:: Data extract

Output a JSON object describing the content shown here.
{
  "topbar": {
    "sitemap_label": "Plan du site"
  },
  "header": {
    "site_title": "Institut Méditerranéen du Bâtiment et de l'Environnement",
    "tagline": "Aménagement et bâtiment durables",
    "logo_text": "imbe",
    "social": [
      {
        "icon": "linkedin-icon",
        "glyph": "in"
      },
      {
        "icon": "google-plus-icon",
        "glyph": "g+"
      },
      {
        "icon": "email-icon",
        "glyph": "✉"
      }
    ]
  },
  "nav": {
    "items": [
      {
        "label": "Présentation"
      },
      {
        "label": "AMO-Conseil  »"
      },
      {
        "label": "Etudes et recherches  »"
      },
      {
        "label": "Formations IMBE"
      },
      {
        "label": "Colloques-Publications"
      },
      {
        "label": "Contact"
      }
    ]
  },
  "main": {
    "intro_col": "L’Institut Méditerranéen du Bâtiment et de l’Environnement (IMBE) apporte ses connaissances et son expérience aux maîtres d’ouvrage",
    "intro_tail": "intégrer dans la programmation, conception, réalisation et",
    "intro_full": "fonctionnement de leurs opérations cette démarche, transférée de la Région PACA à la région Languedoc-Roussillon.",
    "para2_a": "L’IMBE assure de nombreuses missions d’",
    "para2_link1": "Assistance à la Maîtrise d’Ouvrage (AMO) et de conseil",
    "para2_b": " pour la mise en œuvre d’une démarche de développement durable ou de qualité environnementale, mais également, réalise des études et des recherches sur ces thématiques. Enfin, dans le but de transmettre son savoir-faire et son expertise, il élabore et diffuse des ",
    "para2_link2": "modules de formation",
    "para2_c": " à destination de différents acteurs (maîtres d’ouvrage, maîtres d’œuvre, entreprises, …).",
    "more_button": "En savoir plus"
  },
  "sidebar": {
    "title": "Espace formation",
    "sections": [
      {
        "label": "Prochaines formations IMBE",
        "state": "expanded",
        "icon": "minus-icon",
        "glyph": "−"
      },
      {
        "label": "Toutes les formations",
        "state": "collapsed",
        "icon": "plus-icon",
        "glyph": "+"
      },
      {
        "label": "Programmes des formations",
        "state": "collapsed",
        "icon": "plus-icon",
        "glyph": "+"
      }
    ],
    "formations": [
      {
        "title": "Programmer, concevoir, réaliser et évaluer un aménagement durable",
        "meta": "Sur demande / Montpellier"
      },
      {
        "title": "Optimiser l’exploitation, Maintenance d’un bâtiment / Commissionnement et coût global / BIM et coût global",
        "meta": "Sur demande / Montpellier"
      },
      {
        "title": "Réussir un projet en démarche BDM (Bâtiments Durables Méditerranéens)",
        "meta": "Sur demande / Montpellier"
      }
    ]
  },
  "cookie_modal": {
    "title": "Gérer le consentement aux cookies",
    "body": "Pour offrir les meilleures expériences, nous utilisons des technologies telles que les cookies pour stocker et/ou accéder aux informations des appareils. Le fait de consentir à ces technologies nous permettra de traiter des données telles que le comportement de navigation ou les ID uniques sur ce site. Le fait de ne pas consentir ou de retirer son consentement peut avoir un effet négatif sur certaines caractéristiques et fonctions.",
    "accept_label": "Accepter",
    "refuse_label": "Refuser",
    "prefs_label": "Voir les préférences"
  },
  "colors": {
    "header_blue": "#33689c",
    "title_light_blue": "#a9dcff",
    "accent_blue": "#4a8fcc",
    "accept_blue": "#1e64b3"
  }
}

::::

Scan the listing above for the word "plus" and copy every line that holds it.

Task output:
        "icon": "google-plus-icon",
    "more_button": "En savoir plus"
        "icon": "plus-icon",
        "icon": "plus-icon",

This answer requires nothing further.